* CHALLENGE *
Exactly reproduce each record listed below.

━━━ RECORDS SUPPLIED ━━━

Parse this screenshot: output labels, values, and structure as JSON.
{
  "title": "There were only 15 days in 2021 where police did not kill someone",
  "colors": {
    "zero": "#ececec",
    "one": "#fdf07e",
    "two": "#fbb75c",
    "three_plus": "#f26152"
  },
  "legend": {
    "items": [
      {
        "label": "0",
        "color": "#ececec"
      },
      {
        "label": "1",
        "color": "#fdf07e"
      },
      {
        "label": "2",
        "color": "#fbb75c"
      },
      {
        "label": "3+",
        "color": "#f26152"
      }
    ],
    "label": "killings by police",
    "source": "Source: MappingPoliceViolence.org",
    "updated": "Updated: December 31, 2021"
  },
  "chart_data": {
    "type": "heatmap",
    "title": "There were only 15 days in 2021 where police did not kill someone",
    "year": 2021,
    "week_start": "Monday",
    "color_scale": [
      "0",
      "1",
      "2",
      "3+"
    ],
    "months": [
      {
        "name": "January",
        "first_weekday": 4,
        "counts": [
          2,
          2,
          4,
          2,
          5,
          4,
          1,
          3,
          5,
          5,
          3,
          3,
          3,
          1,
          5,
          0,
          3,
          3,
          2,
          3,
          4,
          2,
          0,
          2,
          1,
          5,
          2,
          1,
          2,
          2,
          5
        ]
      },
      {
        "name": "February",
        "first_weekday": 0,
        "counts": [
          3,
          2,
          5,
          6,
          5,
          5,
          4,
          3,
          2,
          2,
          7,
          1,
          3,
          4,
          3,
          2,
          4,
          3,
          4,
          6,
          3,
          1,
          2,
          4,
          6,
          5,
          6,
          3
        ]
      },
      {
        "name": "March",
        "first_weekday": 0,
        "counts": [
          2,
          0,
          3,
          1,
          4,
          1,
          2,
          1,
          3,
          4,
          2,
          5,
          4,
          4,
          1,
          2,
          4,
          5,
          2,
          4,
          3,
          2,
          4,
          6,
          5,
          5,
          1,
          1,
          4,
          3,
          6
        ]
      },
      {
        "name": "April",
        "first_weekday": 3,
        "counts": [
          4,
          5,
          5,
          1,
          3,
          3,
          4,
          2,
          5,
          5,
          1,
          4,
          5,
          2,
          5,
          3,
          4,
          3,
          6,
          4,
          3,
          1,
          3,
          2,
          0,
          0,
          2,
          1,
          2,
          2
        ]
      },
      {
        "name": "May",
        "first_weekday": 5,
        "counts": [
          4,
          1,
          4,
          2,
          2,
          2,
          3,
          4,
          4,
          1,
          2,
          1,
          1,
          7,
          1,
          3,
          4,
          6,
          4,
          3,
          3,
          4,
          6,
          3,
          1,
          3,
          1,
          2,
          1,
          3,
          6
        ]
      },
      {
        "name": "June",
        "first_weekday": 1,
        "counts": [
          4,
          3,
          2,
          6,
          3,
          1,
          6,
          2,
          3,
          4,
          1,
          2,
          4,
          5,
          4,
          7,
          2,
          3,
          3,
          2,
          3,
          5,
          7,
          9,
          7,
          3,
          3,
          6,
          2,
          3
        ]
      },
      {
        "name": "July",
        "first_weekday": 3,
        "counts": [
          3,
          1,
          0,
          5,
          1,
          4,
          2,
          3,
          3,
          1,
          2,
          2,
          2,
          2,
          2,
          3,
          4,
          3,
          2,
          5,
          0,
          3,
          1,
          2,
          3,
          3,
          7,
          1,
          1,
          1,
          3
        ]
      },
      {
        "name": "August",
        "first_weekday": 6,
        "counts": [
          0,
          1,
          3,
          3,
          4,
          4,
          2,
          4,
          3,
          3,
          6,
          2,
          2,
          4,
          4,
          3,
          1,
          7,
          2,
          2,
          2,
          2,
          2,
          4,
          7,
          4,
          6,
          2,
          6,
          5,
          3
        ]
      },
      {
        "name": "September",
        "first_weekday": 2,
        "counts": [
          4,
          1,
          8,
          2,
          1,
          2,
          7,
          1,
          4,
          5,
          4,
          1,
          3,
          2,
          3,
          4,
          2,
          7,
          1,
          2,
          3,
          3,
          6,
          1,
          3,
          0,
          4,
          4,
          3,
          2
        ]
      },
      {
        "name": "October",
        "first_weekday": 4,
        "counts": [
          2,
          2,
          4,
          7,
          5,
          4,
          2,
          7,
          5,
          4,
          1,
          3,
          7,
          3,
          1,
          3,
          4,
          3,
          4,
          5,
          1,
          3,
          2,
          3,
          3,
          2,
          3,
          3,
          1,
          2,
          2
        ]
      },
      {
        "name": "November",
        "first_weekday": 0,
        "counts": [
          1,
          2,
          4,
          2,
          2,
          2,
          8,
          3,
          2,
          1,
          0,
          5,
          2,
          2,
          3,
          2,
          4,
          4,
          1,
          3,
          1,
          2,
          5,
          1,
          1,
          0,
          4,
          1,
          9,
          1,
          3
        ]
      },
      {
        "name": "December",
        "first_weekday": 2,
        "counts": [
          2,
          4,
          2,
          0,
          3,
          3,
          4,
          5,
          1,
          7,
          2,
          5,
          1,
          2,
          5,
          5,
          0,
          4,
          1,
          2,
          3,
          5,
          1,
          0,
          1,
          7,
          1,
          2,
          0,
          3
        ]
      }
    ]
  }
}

━━━

* ANSWER FOR THE TASK *
Parse this screenshot: output labels, values, and structure as JSON.
{
  "title": "There were only 15 days in 2021 where police did not kill someone",
  "colors": {
    "zero": "#ececec",
    "one": "#fdf07e",
    "two": "#fbb75c",
    "three_plus": "#f26152"
  },
  "legend": {
    "items": [
      {
        "label": "0",
        "color": "#ececec"
      },
      {
        "label": "1",
        "color": "#fdf07e"
      },
      {
        "label": "2",
        "color": "#fbb75c"
      },
      {
        "label": "3+",
        "color": "#f26152"
      }
    ],
    "label": "killings by police",
    "source": "Source: MappingPoliceViolence.org",
    "updated": "Updated: December 31, 2021"
  },
  "chart_data": {
    "type": "heatmap",
    "title": "There were only 15 days in 2021 where police did not kill someone",
    "year": 2021,
    "week_start": "Monday",
    "color_scale": [
      "0",
      "1",
      "2",
      "3+"
    ],
    "months": [
      {
        "name": "January",
        "first_weekday": 4,
        "counts": [
          2,
          2,
          4,
          2,
          5,
          4,
          1,
          3,
          5,
          5,
          3,
          3,
          3,
          1,
          5,
          0,
          3,
          3,
          2,
          3,
          4,
          2,
          0,
          2,
          1,
          5,
          2,
          1,
          2,
          2,
          5
        ]
      },
      {
        "name": "February",
        "first_weekday": 0,
        "counts": [
          3,
          2,
          5,
          6,
          5,
          5,
          4,
          3,
          2,
          2,
          7,
          1,
          3,
          4,
          3,
          2,
          4,
          3,
          4,
          6,
          3,
          1,
          2,
          4,
          6,
          5,
          6,
          3
        ]
      },
      {
        "name": "March",
        "first_weekday": 0,
        "counts": [
          2,
          0,
          3,
          1,
          4,
          1,
          2,
          1,
          3,
          4,
          2,
          5,
          4,
          4,
          1,
          2,
          4,
          5,
          2,
          4,
          3,
          2,
          4,
          6,
          5,
          5,
          1,
          1,
          4,
          3,
          6
        ]
      },
      {
        "name": "April",
        "first_weekday": 3,
        "counts": [
          4,
          5,
          5,
          1,
          3,
          3,
          4,
          2,
          5,
          5,
          1,
          4,
          5,
          2,
          5,
          3,
          4,
          3,
          6,
          4,
          3,
          1,
          3,
          2,
          0,
          0,
          2,
          1,
          2,
          2
        ]
      },
      {
        "name": "May",
        "first_weekday": 5,
        "counts": [
          4,
          1,
          4,
          2,
          2,
          2,
          3,
          4,
          4,
          1,
          2,
          1,
          1,
          7,
          1,
          3,
          4,
          6,
          4,
          3,
          3,
          4,
          6,
          3,
          1,
          3,
          1,
          2,
          1,
          3,
          6
        ]
      },
      {
        "name": "June",
        "first_weekday": 1,
        "counts": [
          4,
          3,
          2,
          6,
          3,
          1,
          6,
          2,
          3,
          4,
          1,
          2,
          4,
          5,
          4,
          7,
          2,
          3,
          3,
          2,
          3,
          5,
          7,
          9,
          7,
          3,
          3,
          6,
          2,
          3
        ]
      },
      {
        "name": "July",
        "first_weekday": 3,
        "counts": [
          3,
          1,
          0,
          5,
          1,
          4,
          2,
          3,
          3,
          1,
          2,
          2,
          2,
          2,
          2,
          3,
          4,
          3,
          2,
          5,
          0,
          3,
          1,
          2,
          3,
          3,
          7,
          1,
          1,
          1,
          3
        ]
      },
      {
        "name": "August",
        "first_weekday": 6,
        "counts": [
          0,
          1,
          3,
          3,
          4,
          4,
          2,
          4,
          3,
          3,
          6,
          2,
          2,
          4,
          4,
          3,
          1,
          7,
          2,
          2,
          2,
          2,
          2,
          4,
          7,
          4,
          6,
          2,
          6,
          5,
          3
        ]
      },
      {
        "name": "September",
        "first_weekday": 2,
        "counts": [
          4,
          1,
          8,
          2,
          1,
          2,
          7,
          1,
          4,
          5,
          4,
          1,
          3,
          2,
          3,
          4,
          2,
          7,
          1,
          2,
          3,
          3,
          6,
          1,
          3,
          0,
          4,
          4,
          3,
          2
        ]
      },
      {
        "name": "October",
        "first_weekday": 4,
        "counts": [
          2,
          2,
          4,
          7,
          5,
          4,
          2,
          7,
          5,
          4,
          1,
          3,
          7,
          3,
          1,
          3,
          4,
          3,
          4,
          5,
          1,
          3,
          2,
          3,
          3,
          2,
          3,
          3,
          1,
          2,
          2
        ]
      },
      {
        "name": "November",
        "first_weekday": 0,
        "counts": [
          1,
          2,
          4,
          2,
          2,
          2,
          8,
          3,
          2,
          1,
          0,
          5,
          2,
          2,
          3,
          2,
          4,
          4,
          1,
          3,
          1,
          2,
          5,
          1,
          1,
          0,
          4,
          1,
          9,
          1,
          3
        ]
      },
      {
        "name": "December",
        "first_weekday": 2,
        "counts": [
          2,
          4,
          2,
          0,
          3,
          3,
          4,
          5,
          1,
          7,
          2,
          5,
          1,
          2,
          5,
          5,
          0,
          4,
          1,
          2,
          3,
          5,
          1,
          0,
          1,
          7,
          1,
          2,
          0,
          3
        ]
      }
    ]
  }
}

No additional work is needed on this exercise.